» **Exercise materials**:
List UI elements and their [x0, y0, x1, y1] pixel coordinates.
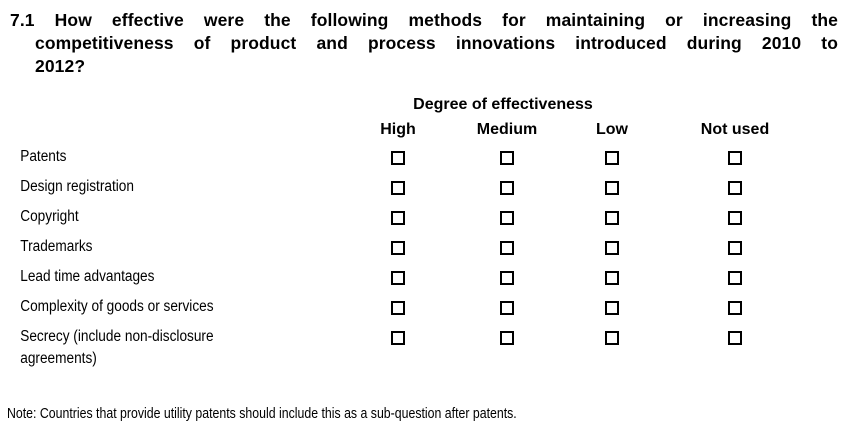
- column-header-medium: Medium: [476, 121, 538, 138]
- cell-complexity-low: [566, 296, 658, 315]
- cell-copyright-medium: [448, 206, 566, 225]
- checkbox-copyright-medium[interactable]: [500, 211, 514, 225]
- checkbox-complexity-low[interactable]: [605, 301, 619, 315]
- checkbox-patents-medium[interactable]: [500, 151, 514, 165]
- cell-trademarks-high: [348, 236, 448, 255]
- question-line-1: 7.1 How effective were the following met…: [10, 10, 838, 30]
- checkbox-trademarks-high[interactable]: [391, 241, 405, 255]
- row-label-patents: Patents: [20, 148, 67, 165]
- cell-design-registration-medium: [448, 176, 566, 195]
- checkbox-lead-time-advantages-low[interactable]: [605, 271, 619, 285]
- cell-patents-high: [348, 146, 448, 165]
- question-line-2: competitiveness of product and process i…: [35, 33, 838, 53]
- cell-lead-time-advantages-medium: [448, 266, 566, 285]
- checkbox-complexity-medium[interactable]: [500, 301, 514, 315]
- checkbox-design-registration-low[interactable]: [605, 181, 619, 195]
- degree-of-effectiveness-header: Degree of effectiveness: [413, 96, 593, 113]
- cell-trademarks-low: [566, 236, 658, 255]
- checkbox-design-registration-medium[interactable]: [500, 181, 514, 195]
- cell-copyright-low: [566, 206, 658, 225]
- cell-complexity-not-used: [658, 296, 812, 315]
- column-header-not-used: Not used: [700, 121, 770, 138]
- column-header-spacer: [0, 121, 348, 139]
- checkbox-patents-low[interactable]: [605, 151, 619, 165]
- checkbox-lead-time-advantages-medium[interactable]: [500, 271, 514, 285]
- effectiveness-matrix: Patents Design registration Copyright Tr…: [0, 146, 812, 370]
- checkbox-copyright-high[interactable]: [391, 211, 405, 225]
- checkbox-copyright-not-used[interactable]: [728, 211, 742, 225]
- checkbox-complexity-high[interactable]: [391, 301, 405, 315]
- checkbox-secrecy-high[interactable]: [391, 331, 405, 345]
- row-label-design-registration: Design registration: [20, 178, 134, 195]
- checkbox-trademarks-low[interactable]: [605, 241, 619, 255]
- checkbox-complexity-not-used[interactable]: [728, 301, 742, 315]
- checkbox-patents-high[interactable]: [391, 151, 405, 165]
- checkbox-trademarks-medium[interactable]: [500, 241, 514, 255]
- checkbox-lead-time-advantages-high[interactable]: [391, 271, 405, 285]
- checkbox-secrecy-not-used[interactable]: [728, 331, 742, 345]
- footnote: Note: Countries that provide utility pat…: [7, 406, 517, 422]
- cell-design-registration-not-used: [658, 176, 812, 195]
- cell-complexity-high: [348, 296, 448, 315]
- checkbox-design-registration-high[interactable]: [391, 181, 405, 195]
- cell-secrecy-low: [566, 326, 658, 345]
- checkbox-lead-time-advantages-not-used[interactable]: [728, 271, 742, 285]
- checkbox-secrecy-low[interactable]: [605, 331, 619, 345]
- checkbox-secrecy-medium[interactable]: [500, 331, 514, 345]
- cell-copyright-high: [348, 206, 448, 225]
- cell-design-registration-high: [348, 176, 448, 195]
- cell-secrecy-not-used: [658, 326, 812, 345]
- row-label-trademarks: Trademarks: [20, 238, 93, 255]
- cell-complexity-medium: [448, 296, 566, 315]
- checkbox-design-registration-not-used[interactable]: [728, 181, 742, 195]
- cell-patents-medium: [448, 146, 566, 165]
- question-line-3: 2012?: [35, 56, 86, 76]
- cell-trademarks-not-used: [658, 236, 812, 255]
- cell-secrecy-medium: [448, 326, 566, 345]
- column-header-high: High: [380, 121, 416, 138]
- row-label-lead-time-advantages: Lead time advantages: [20, 268, 155, 285]
- checkbox-copyright-low[interactable]: [605, 211, 619, 225]
- cell-design-registration-low: [566, 176, 658, 195]
- row-label-copyright: Copyright: [20, 208, 79, 225]
- cell-patents-low: [566, 146, 658, 165]
- cell-lead-time-advantages-not-used: [658, 266, 812, 285]
- cell-copyright-not-used: [658, 206, 812, 225]
- row-label-secrecy: Secrecy (include non-disclosure agreemen…: [20, 328, 214, 367]
- row-label-complexity: Complexity of goods or services: [20, 298, 214, 315]
- checkbox-trademarks-not-used[interactable]: [728, 241, 742, 255]
- cell-secrecy-high: [348, 326, 448, 345]
- column-header-low: Low: [596, 121, 628, 138]
- cell-patents-not-used: [658, 146, 812, 165]
- cell-trademarks-medium: [448, 236, 566, 255]
- question-title: 7.1 How effective were the following met…: [10, 9, 838, 78]
- checkbox-patents-not-used[interactable]: [728, 151, 742, 165]
- column-headers: High Medium Low Not used: [0, 121, 812, 139]
- cell-lead-time-advantages-low: [566, 266, 658, 285]
- cell-lead-time-advantages-high: [348, 266, 448, 285]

» **Required work**:
Reproduce every line of the material above verbatim, omitting the picture.

» **Solved problem**:
List UI elements and their [x0, y0, x1, y1] pixel coordinates.
- column-header-medium: Medium: [476, 121, 538, 138]
- cell-complexity-low: [566, 296, 658, 315]
- cell-copyright-medium: [448, 206, 566, 225]
- checkbox-copyright-medium[interactable]: [500, 211, 514, 225]
- checkbox-complexity-low[interactable]: [605, 301, 619, 315]
- checkbox-patents-medium[interactable]: [500, 151, 514, 165]
- cell-trademarks-high: [348, 236, 448, 255]
- question-line-1: 7.1 How effective were the following met…: [10, 10, 838, 30]
- checkbox-trademarks-high[interactable]: [391, 241, 405, 255]
- row-label-patents: Patents: [20, 148, 67, 165]
- cell-design-registration-medium: [448, 176, 566, 195]
- checkbox-lead-time-advantages-low[interactable]: [605, 271, 619, 285]
- cell-patents-high: [348, 146, 448, 165]
- question-line-2: competitiveness of product and process i…: [35, 33, 838, 53]
- cell-lead-time-advantages-medium: [448, 266, 566, 285]
- checkbox-complexity-medium[interactable]: [500, 301, 514, 315]
- checkbox-design-registration-low[interactable]: [605, 181, 619, 195]
- degree-of-effectiveness-header: Degree of effectiveness: [413, 96, 593, 113]
- cell-trademarks-low: [566, 236, 658, 255]
- checkbox-design-registration-medium[interactable]: [500, 181, 514, 195]
- cell-copyright-low: [566, 206, 658, 225]
- cell-complexity-not-used: [658, 296, 812, 315]
- column-header-not-used: Not used: [700, 121, 770, 138]
- column-header-spacer: [0, 121, 348, 139]
- checkbox-patents-low[interactable]: [605, 151, 619, 165]
- checkbox-lead-time-advantages-medium[interactable]: [500, 271, 514, 285]
- effectiveness-matrix: Patents Design registration Copyright Tr…: [0, 146, 812, 370]
- checkbox-copyright-high[interactable]: [391, 211, 405, 225]
- checkbox-copyright-not-used[interactable]: [728, 211, 742, 225]
- checkbox-complexity-high[interactable]: [391, 301, 405, 315]
- checkbox-secrecy-high[interactable]: [391, 331, 405, 345]
- row-label-design-registration: Design registration: [20, 178, 134, 195]
- checkbox-trademarks-low[interactable]: [605, 241, 619, 255]
- checkbox-complexity-not-used[interactable]: [728, 301, 742, 315]
- checkbox-patents-high[interactable]: [391, 151, 405, 165]
- checkbox-trademarks-medium[interactable]: [500, 241, 514, 255]
- checkbox-lead-time-advantages-high[interactable]: [391, 271, 405, 285]
- checkbox-secrecy-not-used[interactable]: [728, 331, 742, 345]
- footnote: Note: Countries that provide utility pat…: [7, 406, 517, 422]
- cell-design-registration-not-used: [658, 176, 812, 195]
- cell-complexity-high: [348, 296, 448, 315]
- checkbox-design-registration-high[interactable]: [391, 181, 405, 195]
- cell-secrecy-low: [566, 326, 658, 345]
- checkbox-lead-time-advantages-not-used[interactable]: [728, 271, 742, 285]
- checkbox-secrecy-low[interactable]: [605, 331, 619, 345]
- checkbox-secrecy-medium[interactable]: [500, 331, 514, 345]
- cell-copyright-high: [348, 206, 448, 225]
- cell-design-registration-high: [348, 176, 448, 195]
- cell-secrecy-not-used: [658, 326, 812, 345]
- row-label-trademarks: Trademarks: [20, 238, 93, 255]
- cell-complexity-medium: [448, 296, 566, 315]
- checkbox-design-registration-not-used[interactable]: [728, 181, 742, 195]
- cell-patents-medium: [448, 146, 566, 165]
- question-line-3: 2012?: [35, 56, 86, 76]
- cell-trademarks-not-used: [658, 236, 812, 255]
- cell-secrecy-medium: [448, 326, 566, 345]
- column-header-high: High: [380, 121, 416, 138]
- row-label-lead-time-advantages: Lead time advantages: [20, 268, 155, 285]
- checkbox-copyright-low[interactable]: [605, 211, 619, 225]
- cell-design-registration-low: [566, 176, 658, 195]
- row-label-copyright: Copyright: [20, 208, 79, 225]
- cell-patents-low: [566, 146, 658, 165]
- cell-lead-time-advantages-not-used: [658, 266, 812, 285]
- cell-copyright-not-used: [658, 206, 812, 225]
- row-label-secrecy: Secrecy (include non-disclosure agreemen…: [20, 328, 214, 367]
- row-label-complexity: Complexity of goods or services: [20, 298, 214, 315]
- checkbox-trademarks-not-used[interactable]: [728, 241, 742, 255]
- cell-secrecy-high: [348, 326, 448, 345]
- column-header-low: Low: [596, 121, 628, 138]
- cell-patents-not-used: [658, 146, 812, 165]
- cell-trademarks-medium: [448, 236, 566, 255]
- question-title: 7.1 How effective were the following met…: [10, 9, 838, 78]
- checkbox-patents-not-used[interactable]: [728, 151, 742, 165]
- column-headers: High Medium Low Not used: [0, 121, 812, 139]
- cell-lead-time-advantages-low: [566, 266, 658, 285]
- cell-lead-time-advantages-high: [348, 266, 448, 285]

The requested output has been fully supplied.